Make an exact copy of the listing below.
++++ Recorded data
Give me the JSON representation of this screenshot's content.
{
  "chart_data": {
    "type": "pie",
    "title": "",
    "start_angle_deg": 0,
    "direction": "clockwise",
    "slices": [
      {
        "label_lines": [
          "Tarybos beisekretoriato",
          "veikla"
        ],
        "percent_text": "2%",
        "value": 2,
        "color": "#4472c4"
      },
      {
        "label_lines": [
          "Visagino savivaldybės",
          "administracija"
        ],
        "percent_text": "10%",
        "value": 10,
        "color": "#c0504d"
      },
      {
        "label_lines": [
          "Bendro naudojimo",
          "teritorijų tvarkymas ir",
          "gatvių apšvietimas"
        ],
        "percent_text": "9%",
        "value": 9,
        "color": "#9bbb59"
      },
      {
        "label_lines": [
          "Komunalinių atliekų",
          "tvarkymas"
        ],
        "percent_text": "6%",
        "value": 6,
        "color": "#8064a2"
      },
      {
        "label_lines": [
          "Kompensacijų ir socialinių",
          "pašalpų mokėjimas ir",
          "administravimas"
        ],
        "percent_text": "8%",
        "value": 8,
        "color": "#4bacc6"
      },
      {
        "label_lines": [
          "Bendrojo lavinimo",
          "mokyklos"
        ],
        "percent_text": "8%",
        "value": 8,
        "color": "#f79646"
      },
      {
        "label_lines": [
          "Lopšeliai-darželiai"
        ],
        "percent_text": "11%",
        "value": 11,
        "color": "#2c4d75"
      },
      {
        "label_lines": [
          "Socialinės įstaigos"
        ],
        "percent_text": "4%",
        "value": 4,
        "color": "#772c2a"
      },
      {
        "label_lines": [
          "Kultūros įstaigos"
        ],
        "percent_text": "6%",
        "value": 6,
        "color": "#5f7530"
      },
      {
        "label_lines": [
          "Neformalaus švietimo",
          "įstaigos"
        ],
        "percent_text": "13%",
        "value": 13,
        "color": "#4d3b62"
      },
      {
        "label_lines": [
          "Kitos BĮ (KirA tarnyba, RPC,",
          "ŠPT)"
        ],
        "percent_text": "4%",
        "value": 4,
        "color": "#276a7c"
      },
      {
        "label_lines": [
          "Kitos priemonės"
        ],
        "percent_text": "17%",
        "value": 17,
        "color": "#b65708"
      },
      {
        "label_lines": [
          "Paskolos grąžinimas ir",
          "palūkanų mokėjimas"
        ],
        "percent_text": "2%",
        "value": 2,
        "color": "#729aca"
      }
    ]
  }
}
++++++++
**Solution to the problem**
Give me the JSON representation of this screenshot's content.
{
  "chart_data": {
    "type": "pie",
    "title": "",
    "start_angle_deg": 0,
    "direction": "clockwise",
    "slices": [
      {
        "label_lines": [
          "Tarybos beisekretoriato",
          "veikla"
        ],
        "percent_text": "2%",
        "value": 2,
        "color": "#4472c4"
      },
      {
        "label_lines": [
          "Visagino savivaldybės",
          "administracija"
        ],
        "percent_text": "10%",
        "value": 10,
        "color": "#c0504d"
      },
      {
        "label_lines": [
          "Bendro naudojimo",
          "teritorijų tvarkymas ir",
          "gatvių apšvietimas"
        ],
        "percent_text": "9%",
        "value": 9,
        "color": "#9bbb59"
      },
      {
        "label_lines": [
          "Komunalinių atliekų",
          "tvarkymas"
        ],
        "percent_text": "6%",
        "value": 6,
        "color": "#8064a2"
      },
      {
        "label_lines": [
          "Kompensacijų ir socialinių",
          "pašalpų mokėjimas ir",
          "administravimas"
        ],
        "percent_text": "8%",
        "value": 8,
        "color": "#4bacc6"
      },
      {
        "label_lines": [
          "Bendrojo lavinimo",
          "mokyklos"
        ],
        "percent_text": "8%",
        "value": 8,
        "color": "#f79646"
      },
      {
        "label_lines": [
          "Lopšeliai-darželiai"
        ],
        "percent_text": "11%",
        "value": 11,
        "color": "#2c4d75"
      },
      {
        "label_lines": [
          "Socialinės įstaigos"
        ],
        "percent_text": "4%",
        "value": 4,
        "color": "#772c2a"
      },
      {
        "label_lines": [
          "Kultūros įstaigos"
        ],
        "percent_text": "6%",
        "value": 6,
        "color": "#5f7530"
      },
      {
        "label_lines": [
          "Neformalaus švietimo",
          "įstaigos"
        ],
        "percent_text": "13%",
        "value": 13,
        "color": "#4d3b62"
      },
      {
        "label_lines": [
          "Kitos BĮ (KirA tarnyba, RPC,",
          "ŠPT)"
        ],
        "percent_text": "4%",
        "value": 4,
        "color": "#276a7c"
      },
      {
        "label_lines": [
          "Kitos priemonės"
        ],
        "percent_text": "17%",
        "value": 17,
        "color": "#b65708"
      },
      {
        "label_lines": [
          "Paskolos grąžinimas ir",
          "palūkanų mokėjimas"
        ],
        "percent_text": "2%",
        "value": 2,
        "color": "#729aca"
      }
    ]
  }
}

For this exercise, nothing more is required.